## Data records

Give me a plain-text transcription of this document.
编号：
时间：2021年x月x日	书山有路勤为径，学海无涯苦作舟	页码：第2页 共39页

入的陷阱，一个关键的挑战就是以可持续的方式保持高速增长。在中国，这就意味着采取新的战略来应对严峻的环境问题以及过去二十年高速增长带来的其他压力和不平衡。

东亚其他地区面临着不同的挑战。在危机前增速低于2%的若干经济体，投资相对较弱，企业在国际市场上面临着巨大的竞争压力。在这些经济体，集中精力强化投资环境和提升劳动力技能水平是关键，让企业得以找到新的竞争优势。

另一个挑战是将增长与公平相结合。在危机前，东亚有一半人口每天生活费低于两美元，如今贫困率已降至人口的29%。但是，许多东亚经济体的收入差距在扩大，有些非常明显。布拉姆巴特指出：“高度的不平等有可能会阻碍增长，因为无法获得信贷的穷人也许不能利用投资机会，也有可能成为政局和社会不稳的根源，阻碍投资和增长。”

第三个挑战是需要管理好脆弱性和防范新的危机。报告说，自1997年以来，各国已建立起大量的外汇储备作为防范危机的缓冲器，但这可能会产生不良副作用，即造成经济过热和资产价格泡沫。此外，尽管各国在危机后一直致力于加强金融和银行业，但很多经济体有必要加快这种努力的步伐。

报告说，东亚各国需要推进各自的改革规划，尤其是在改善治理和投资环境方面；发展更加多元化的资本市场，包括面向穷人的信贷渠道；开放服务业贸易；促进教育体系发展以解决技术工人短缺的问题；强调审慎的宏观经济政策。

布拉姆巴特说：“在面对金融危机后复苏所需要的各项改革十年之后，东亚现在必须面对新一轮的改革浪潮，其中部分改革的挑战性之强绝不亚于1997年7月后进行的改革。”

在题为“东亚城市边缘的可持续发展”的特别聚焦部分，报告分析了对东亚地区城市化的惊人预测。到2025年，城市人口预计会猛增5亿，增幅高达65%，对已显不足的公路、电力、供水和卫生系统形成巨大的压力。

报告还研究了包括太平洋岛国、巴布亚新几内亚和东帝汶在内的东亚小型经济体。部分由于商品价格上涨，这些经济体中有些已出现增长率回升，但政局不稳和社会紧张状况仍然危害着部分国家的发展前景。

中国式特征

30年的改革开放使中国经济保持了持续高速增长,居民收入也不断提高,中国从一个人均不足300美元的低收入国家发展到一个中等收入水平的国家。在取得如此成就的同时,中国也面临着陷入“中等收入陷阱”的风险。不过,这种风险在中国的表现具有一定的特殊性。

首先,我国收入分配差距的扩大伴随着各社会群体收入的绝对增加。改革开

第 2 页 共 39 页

## Task requirements
Reproduce all the records precisely.

## Right answer
Give me a plain-text transcription of this document.
编号：
时间：2021年x月x日	书山有路勤为径，学海无涯苦作舟	页码：第2页 共39页

入的陷阱，一个关键的挑战就是以可持续的方式保持高速增长。在中国，这就意味着采取新的战略来应对严峻的环境问题以及过去二十年高速增长带来的其他压力和不平衡。

东亚其他地区面临着不同的挑战。在危机前增速低于2%的若干经济体，投资相对较弱，企业在国际市场上面临着巨大的竞争压力。在这些经济体，集中精力强化投资环境和提升劳动力技能水平是关键，让企业得以找到新的竞争优势。

另一个挑战是将增长与公平相结合。在危机前，东亚有一半人口每天生活费低于两美元，如今贫困率已降至人口的29%。但是，许多东亚经济体的收入差距在扩大，有些非常明显。布拉姆巴特指出：“高度的不平等有可能会阻碍增长，因为无法获得信贷的穷人也许不能利用投资机会，也有可能成为政局和社会不稳的根源，阻碍投资和增长。”

第三个挑战是需要管理好脆弱性和防范新的危机。报告说，自1997年以来，各国已建立起大量的外汇储备作为防范危机的缓冲器，但这可能会产生不良副作用，即造成经济过热和资产价格泡沫。此外，尽管各国在危机后一直致力于加强金融和银行业，但很多经济体有必要加快这种努力的步伐。

报告说，东亚各国需要推进各自的改革规划，尤其是在改善治理和投资环境方面；发展更加多元化的资本市场，包括面向穷人的信贷渠道；开放服务业贸易；促进教育体系发展以解决技术工人短缺的问题；强调审慎的宏观经济政策。

布拉姆巴特说：“在面对金融危机后复苏所需要的各项改革十年之后，东亚现在必须面对新一轮的改革浪潮，其中部分改革的挑战性之强绝不亚于1997年7月后进行的改革。”

在题为“东亚城市边缘的可持续发展”的特别聚焦部分，报告分析了对东亚地区城市化的惊人预测。到2025年，城市人口预计会猛增5亿，增幅高达65%，对已显不足的公路、电力、供水和卫生系统形成巨大的压力。

报告还研究了包括太平洋岛国、巴布亚新几内亚和东帝汶在内的东亚小型经济体。部分由于商品价格上涨，这些经济体中有些已出现增长率回升，但政局不稳和社会紧张状况仍然危害着部分国家的发展前景。

中国式特征

30年的改革开放使中国经济保持了持续高速增长,居民收入也不断提高,中国从一个人均不足300美元的低收入国家发展到一个中等收入水平的国家。在取得如此成就的同时,中国也面临着陷入“中等收入陷阱”的风险。不过,这种风险在中国的表现具有一定的特殊性。

首先,我国收入分配差距的扩大伴随着各社会群体收入的绝对增加。改革开

第 2 页 共 39 页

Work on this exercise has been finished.